Given request
Reproduce every line of the listing below word for word.

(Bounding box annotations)
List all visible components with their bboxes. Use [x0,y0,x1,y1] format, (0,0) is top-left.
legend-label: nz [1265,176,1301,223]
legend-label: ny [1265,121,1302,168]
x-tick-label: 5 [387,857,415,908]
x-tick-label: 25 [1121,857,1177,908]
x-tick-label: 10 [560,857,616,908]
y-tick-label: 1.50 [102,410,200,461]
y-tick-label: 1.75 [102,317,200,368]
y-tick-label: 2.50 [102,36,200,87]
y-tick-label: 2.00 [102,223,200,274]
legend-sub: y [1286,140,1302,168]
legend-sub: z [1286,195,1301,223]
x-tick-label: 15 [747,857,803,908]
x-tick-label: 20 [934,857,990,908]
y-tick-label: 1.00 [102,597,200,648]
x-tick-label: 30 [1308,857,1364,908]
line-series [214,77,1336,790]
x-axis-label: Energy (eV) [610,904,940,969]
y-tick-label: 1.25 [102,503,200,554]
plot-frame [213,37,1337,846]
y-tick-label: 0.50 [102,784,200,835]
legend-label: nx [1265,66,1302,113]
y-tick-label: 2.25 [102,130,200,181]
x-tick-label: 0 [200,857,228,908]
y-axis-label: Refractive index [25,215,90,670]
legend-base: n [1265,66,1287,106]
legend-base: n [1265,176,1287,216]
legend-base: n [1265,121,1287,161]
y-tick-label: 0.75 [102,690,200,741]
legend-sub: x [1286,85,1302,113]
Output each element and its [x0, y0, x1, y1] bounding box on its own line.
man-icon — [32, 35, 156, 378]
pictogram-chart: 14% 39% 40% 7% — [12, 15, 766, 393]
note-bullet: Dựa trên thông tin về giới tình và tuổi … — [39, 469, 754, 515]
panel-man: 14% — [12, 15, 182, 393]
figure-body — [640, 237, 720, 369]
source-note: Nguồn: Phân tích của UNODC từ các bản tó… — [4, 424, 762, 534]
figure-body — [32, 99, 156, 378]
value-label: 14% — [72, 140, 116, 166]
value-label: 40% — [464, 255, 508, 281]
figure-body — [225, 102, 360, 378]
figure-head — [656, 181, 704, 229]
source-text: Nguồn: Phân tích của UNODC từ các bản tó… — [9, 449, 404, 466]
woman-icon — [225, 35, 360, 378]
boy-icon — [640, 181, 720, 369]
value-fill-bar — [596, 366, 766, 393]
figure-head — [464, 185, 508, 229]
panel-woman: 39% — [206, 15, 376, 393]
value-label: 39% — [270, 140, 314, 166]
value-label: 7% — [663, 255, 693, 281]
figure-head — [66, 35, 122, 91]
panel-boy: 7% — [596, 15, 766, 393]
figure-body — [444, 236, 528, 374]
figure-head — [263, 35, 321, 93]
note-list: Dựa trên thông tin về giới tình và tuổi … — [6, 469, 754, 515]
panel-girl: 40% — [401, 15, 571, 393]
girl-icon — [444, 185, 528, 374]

Final answer
List all visible components with their bboxes. Use [x0,y0,x1,y1] format, (0,0) is top-left.
legend-label: nz [1265,176,1301,223]
legend-label: ny [1265,121,1302,168]
x-tick-label: 5 [387,857,415,908]
x-tick-label: 25 [1121,857,1177,908]
x-tick-label: 10 [560,857,616,908]
y-tick-label: 1.50 [102,410,200,461]
y-tick-label: 1.75 [102,317,200,368]
y-tick-label: 2.50 [102,36,200,87]
y-tick-label: 2.00 [102,223,200,274]
legend-sub: y [1286,140,1302,168]
legend-sub: z [1286,195,1301,223]
x-tick-label: 15 [747,857,803,908]
x-tick-label: 20 [934,857,990,908]
y-tick-label: 1.00 [102,597,200,648]
x-tick-label: 30 [1308,857,1364,908]
line-series [214,77,1336,790]
x-axis-label: Energy (eV) [610,904,940,969]
y-tick-label: 1.25 [102,503,200,554]
plot-frame [213,37,1337,846]
y-tick-label: 0.50 [102,784,200,835]
legend-label: nx [1265,66,1302,113]
y-tick-label: 2.25 [102,130,200,181]
x-tick-label: 0 [200,857,228,908]
y-axis-label: Refractive index [25,215,90,670]
legend-base: n [1265,66,1287,106]
legend-base: n [1265,176,1287,216]
legend-base: n [1265,121,1287,161]
y-tick-label: 0.75 [102,690,200,741]
legend-sub: x [1286,85,1302,113]
Output each element and its [x0, y0, x1, y1] bounding box on its own line.
man-icon — [32, 35, 156, 378]
pictogram-chart: 14% 39% 40% 7% — [12, 15, 766, 393]
note-bullet: Dựa trên thông tin về giới tình và tuổi … — [39, 469, 754, 515]
panel-man: 14% — [12, 15, 182, 393]
figure-body — [640, 237, 720, 369]
source-note: Nguồn: Phân tích của UNODC từ các bản tó… — [4, 424, 762, 534]
figure-body — [32, 99, 156, 378]
value-label: 14% — [72, 140, 116, 166]
value-label: 40% — [464, 255, 508, 281]
figure-body — [225, 102, 360, 378]
figure-head — [656, 181, 704, 229]
source-text: Nguồn: Phân tích của UNODC từ các bản tó… — [9, 449, 404, 466]
woman-icon — [225, 35, 360, 378]
boy-icon — [640, 181, 720, 369]
value-fill-bar — [596, 366, 766, 393]
figure-head — [464, 185, 508, 229]
panel-woman: 39% — [206, 15, 376, 393]
value-label: 39% — [270, 140, 314, 166]
value-label: 7% — [663, 255, 693, 281]
figure-head — [66, 35, 122, 91]
panel-boy: 7% — [596, 15, 766, 393]
figure-body — [444, 236, 528, 374]
figure-head — [263, 35, 321, 93]
note-list: Dựa trên thông tin về giới tình và tuổi … — [6, 469, 754, 515]
panel-girl: 40% — [401, 15, 571, 393]
girl-icon — [444, 185, 528, 374]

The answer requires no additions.